> _EXERCISE REQUIREMENTS_
Output the material below unchanged, apart from leaving out the pictures.
>> Begin
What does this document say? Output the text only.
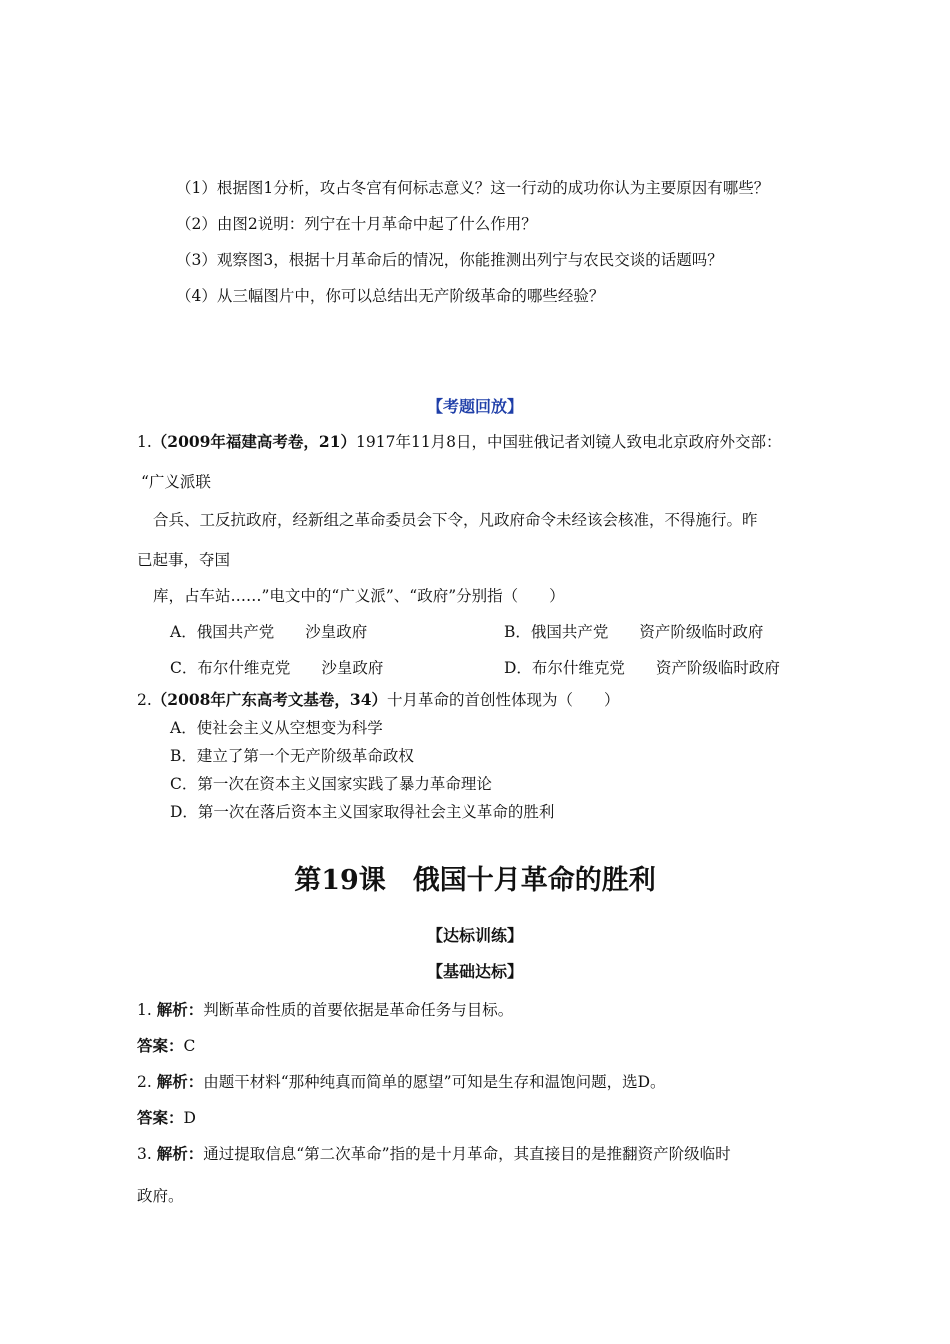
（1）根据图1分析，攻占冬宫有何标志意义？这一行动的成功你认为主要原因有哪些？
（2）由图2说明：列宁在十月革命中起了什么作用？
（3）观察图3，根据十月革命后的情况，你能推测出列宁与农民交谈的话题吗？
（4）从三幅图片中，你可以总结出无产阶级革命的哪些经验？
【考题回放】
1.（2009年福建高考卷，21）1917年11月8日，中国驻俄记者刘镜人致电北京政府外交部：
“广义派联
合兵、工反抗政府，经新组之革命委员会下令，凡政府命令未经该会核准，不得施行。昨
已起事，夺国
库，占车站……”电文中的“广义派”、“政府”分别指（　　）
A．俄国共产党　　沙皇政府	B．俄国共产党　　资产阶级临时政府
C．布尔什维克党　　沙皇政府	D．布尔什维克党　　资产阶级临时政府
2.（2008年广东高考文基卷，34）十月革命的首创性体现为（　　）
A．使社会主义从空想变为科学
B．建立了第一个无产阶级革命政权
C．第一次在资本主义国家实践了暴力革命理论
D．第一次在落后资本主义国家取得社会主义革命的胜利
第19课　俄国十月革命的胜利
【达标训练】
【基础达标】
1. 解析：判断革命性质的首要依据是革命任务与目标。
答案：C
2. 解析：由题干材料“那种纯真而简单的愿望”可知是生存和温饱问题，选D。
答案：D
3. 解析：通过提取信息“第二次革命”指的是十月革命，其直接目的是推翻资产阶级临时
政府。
>> End
> _IN RESPONSE_
What does this document say? Output the text only.
（1）根据图1分析，攻占冬宫有何标志意义？这一行动的成功你认为主要原因有哪些？
（2）由图2说明：列宁在十月革命中起了什么作用？
（3）观察图3，根据十月革命后的情况，你能推测出列宁与农民交谈的话题吗？
（4）从三幅图片中，你可以总结出无产阶级革命的哪些经验？
【考题回放】
1.（2009年福建高考卷，21）1917年11月8日，中国驻俄记者刘镜人致电北京政府外交部：
“广义派联
合兵、工反抗政府，经新组之革命委员会下令，凡政府命令未经该会核准，不得施行。昨
已起事，夺国
库，占车站……”电文中的“广义派”、“政府”分别指（　　）
A．俄国共产党　　沙皇政府	B．俄国共产党　　资产阶级临时政府
C．布尔什维克党　　沙皇政府	D．布尔什维克党　　资产阶级临时政府
2.（2008年广东高考文基卷，34）十月革命的首创性体现为（　　）
A．使社会主义从空想变为科学
B．建立了第一个无产阶级革命政权
C．第一次在资本主义国家实践了暴力革命理论
D．第一次在落后资本主义国家取得社会主义革命的胜利
第19课　俄国十月革命的胜利
【达标训练】
【基础达标】
1. 解析：判断革命性质的首要依据是革命任务与目标。
答案：C
2. 解析：由题干材料“那种纯真而简单的愿望”可知是生存和温饱问题，选D。
答案：D
3. 解析：通过提取信息“第二次革命”指的是十月革命，其直接目的是推翻资产阶级临时
政府。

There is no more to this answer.